### Direction
How many of these lines hold the string "label"? Answer with the number only.

## start Record excerpts

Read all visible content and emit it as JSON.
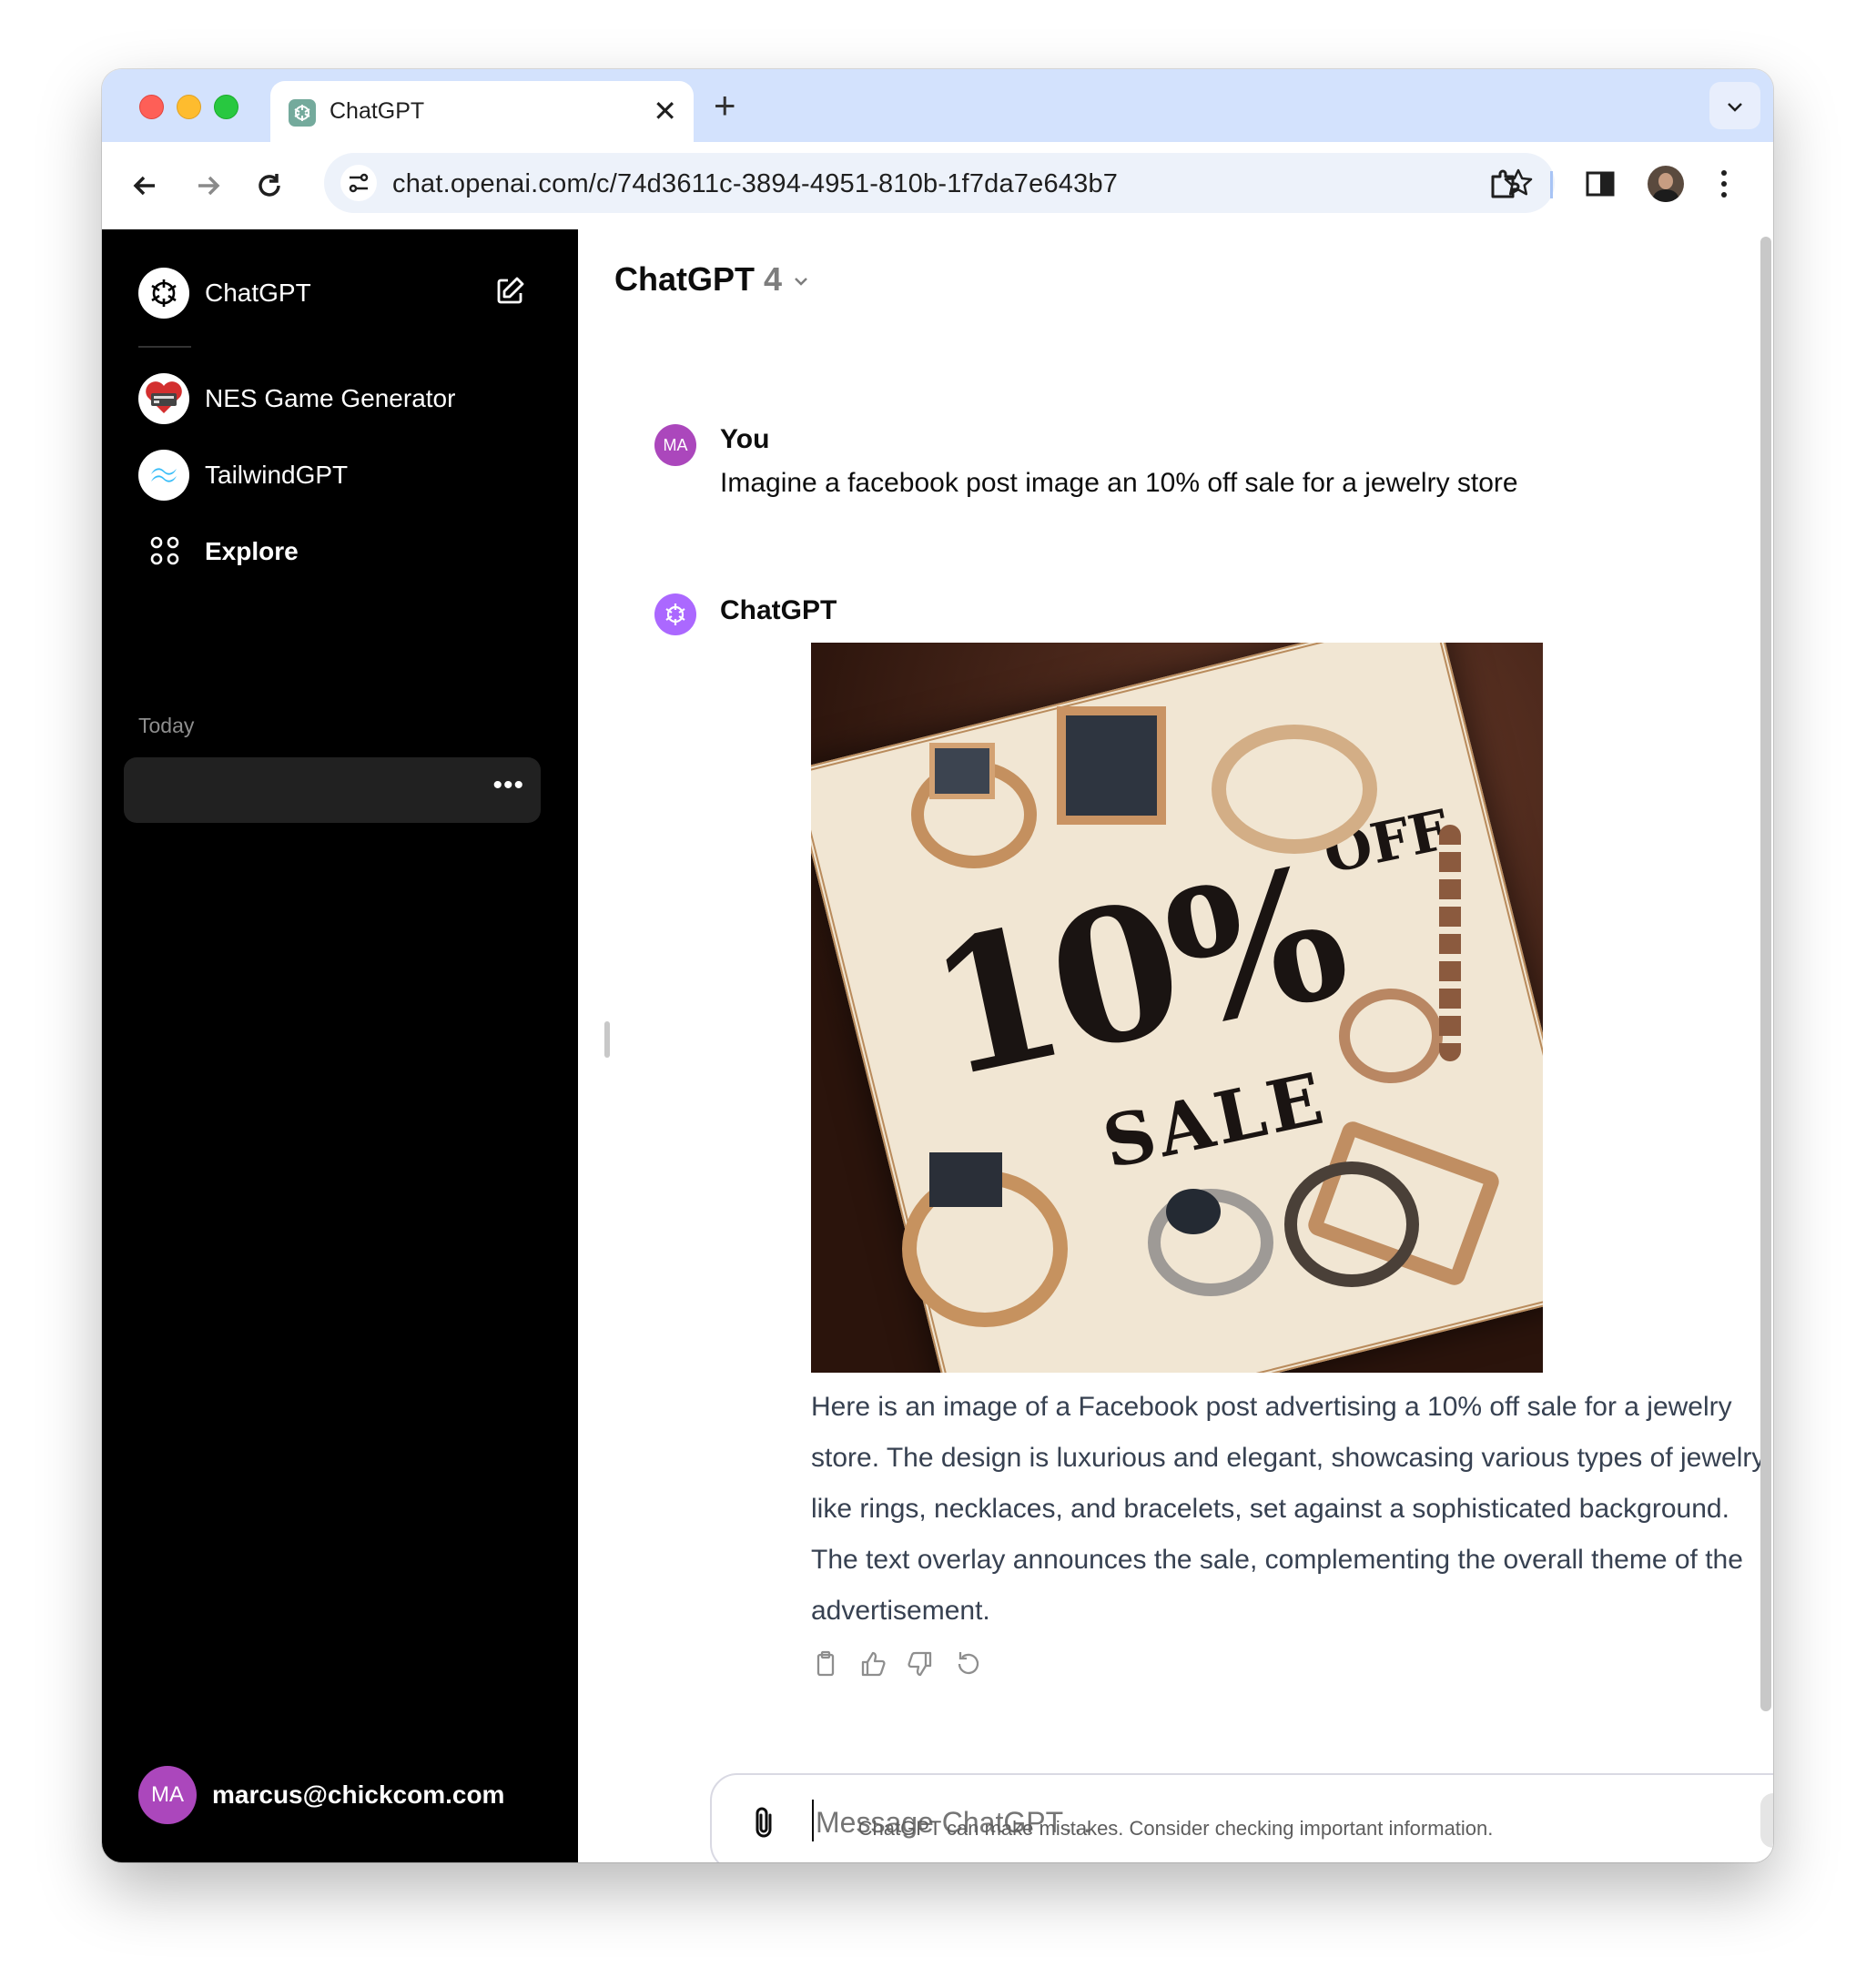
{
  "browser": {
    "tab_title": "ChatGPT",
    "new_tab_symbol": "+",
    "url": "chat.openai.com/c/74d3611c-3894-4951-810b-1f7da7e643b7"
  },
  "sidebar": {
    "brand": "ChatGPT",
    "gpts": [
      {
        "label": "NES Game Generator",
        "icon": "nes-game-icon"
      },
      {
        "label": "TailwindGPT",
        "icon": "tailwind-icon"
      },
      {
        "label": "Explore",
        "icon": "grid-icon"
      }
    ],
    "section_today": "Today",
    "chat_options": "•••",
    "user": {
      "initials": "MA",
      "email": "marcus@chickcom.com"
    }
  },
  "header": {
    "model_name": "ChatGPT",
    "model_version": "4"
  },
  "conversation": {
    "user": {
      "initials": "MA",
      "name": "You",
      "text": "Imagine a facebook post image an 10% off sale for a jewelry store"
    },
    "assistant": {
      "name": "ChatGPT",
      "image": {
        "big": "10%",
        "off": "OFF",
        "sale": "SALE"
      },
      "text": "Here is an image of a Facebook post advertising a 10% off sale for a jewelry store. The design is luxurious and elegant, showcasing various types of jewelry like rings, necklaces, and bracelets, set against a sophisticated background. The text overlay announces the sale, complementing the overall theme of the advertisement."
    }
  },
  "composer": {
    "placeholder": "Message ChatGPT…",
    "disclaimer": "ChatGPT can make mistakes. Consider checking important information."
  },
  "colors": {
    "sidebar_bg": "#000000",
    "avatar_purple": "#ab47bc",
    "tab_strip": "#d3e2fd",
    "omnibox": "#edf2fa"
  }
}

## end Record excerpts

### Result
3